• What you have to do
Pick out all lines of the entries that include the word "title" and copy them.

* Begin *

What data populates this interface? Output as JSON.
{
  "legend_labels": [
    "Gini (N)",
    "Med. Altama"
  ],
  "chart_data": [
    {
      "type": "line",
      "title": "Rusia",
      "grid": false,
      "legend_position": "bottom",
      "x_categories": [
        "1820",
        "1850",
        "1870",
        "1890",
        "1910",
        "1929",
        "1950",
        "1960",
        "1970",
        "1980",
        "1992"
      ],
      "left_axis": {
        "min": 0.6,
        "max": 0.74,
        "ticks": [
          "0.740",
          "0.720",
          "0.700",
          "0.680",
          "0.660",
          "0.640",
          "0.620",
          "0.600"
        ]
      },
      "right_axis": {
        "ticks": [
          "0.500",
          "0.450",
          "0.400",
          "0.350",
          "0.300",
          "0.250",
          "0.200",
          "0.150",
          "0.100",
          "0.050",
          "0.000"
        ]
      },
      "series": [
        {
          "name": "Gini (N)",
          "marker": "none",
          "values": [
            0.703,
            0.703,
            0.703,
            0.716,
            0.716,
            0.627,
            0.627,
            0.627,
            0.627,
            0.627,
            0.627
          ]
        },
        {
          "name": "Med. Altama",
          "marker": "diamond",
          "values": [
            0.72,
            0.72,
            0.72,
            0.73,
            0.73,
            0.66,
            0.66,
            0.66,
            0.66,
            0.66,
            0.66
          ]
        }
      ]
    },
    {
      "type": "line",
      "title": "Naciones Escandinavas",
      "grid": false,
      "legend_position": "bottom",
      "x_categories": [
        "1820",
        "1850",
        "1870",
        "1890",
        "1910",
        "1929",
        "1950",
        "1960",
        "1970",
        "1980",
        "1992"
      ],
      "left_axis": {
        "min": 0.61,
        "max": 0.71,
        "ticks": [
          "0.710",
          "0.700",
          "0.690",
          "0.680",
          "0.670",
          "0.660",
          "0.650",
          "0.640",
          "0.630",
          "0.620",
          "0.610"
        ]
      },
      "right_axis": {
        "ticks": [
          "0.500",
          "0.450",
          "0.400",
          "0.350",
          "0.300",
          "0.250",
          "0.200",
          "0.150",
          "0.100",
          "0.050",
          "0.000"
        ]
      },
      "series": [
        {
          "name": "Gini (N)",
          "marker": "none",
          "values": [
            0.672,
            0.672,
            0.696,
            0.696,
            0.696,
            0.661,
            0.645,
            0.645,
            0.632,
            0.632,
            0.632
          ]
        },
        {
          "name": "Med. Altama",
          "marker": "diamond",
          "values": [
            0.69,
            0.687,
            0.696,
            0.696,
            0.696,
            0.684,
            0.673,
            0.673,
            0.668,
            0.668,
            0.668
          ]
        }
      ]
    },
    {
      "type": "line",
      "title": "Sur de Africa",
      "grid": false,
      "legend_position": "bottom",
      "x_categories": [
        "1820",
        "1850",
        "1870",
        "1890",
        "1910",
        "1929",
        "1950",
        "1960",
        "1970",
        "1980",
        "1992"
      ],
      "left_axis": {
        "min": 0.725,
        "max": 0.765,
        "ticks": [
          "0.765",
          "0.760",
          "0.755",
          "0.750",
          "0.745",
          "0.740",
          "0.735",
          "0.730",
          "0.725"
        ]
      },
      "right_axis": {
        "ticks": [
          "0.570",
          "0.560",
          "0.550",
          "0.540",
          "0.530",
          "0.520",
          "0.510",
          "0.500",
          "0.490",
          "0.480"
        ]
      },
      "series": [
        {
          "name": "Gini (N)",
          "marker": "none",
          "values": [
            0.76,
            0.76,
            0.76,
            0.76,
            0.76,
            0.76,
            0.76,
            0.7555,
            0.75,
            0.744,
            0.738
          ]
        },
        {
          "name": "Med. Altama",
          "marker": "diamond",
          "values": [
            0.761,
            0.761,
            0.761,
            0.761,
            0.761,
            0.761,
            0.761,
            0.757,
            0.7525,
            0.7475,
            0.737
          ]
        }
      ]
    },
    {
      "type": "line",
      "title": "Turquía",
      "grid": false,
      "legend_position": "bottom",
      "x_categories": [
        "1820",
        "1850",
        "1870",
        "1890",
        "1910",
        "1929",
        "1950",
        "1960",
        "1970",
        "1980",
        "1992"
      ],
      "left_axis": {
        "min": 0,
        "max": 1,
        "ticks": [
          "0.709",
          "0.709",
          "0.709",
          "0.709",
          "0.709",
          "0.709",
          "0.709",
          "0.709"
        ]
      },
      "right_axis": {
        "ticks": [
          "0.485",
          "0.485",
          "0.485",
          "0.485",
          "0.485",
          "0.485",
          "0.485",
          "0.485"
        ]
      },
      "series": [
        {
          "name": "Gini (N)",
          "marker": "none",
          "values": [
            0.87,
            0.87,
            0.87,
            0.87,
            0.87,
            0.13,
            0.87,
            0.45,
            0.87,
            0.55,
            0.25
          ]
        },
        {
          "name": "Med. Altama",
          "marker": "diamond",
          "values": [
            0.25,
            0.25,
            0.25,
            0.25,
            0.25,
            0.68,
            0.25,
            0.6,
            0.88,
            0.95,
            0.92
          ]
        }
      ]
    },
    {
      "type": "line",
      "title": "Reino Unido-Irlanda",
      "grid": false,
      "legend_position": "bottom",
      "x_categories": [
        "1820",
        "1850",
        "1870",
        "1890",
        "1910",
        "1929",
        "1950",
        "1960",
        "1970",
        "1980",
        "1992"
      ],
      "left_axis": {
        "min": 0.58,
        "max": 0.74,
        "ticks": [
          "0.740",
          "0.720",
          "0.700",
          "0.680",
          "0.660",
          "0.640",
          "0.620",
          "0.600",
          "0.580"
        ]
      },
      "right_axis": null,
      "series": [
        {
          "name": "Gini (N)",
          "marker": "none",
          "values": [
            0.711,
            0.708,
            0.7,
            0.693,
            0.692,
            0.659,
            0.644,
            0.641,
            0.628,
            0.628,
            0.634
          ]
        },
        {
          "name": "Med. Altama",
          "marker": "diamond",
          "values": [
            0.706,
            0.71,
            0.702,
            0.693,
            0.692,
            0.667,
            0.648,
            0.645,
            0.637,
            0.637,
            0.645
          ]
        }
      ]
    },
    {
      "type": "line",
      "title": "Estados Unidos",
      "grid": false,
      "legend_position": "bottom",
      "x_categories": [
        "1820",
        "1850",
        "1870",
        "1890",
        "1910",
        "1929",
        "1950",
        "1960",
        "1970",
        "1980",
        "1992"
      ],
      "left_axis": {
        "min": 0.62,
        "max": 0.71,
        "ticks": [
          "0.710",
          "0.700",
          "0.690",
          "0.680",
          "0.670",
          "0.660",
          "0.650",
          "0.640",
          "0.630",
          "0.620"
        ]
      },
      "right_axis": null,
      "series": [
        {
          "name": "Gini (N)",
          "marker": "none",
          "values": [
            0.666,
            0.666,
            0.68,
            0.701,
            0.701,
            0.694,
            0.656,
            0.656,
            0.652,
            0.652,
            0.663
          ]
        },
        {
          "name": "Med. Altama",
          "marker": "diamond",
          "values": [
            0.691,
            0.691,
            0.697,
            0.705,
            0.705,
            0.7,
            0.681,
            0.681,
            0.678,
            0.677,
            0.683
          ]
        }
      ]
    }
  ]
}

* End *

• Solution
      "title": "Rusia",
      "title": "Naciones Escandinavas",
      "title": "Sur de Africa",
      "title": "Turquía",
      "title": "Reino Unido-Irlanda",
      "title": "Estados Unidos",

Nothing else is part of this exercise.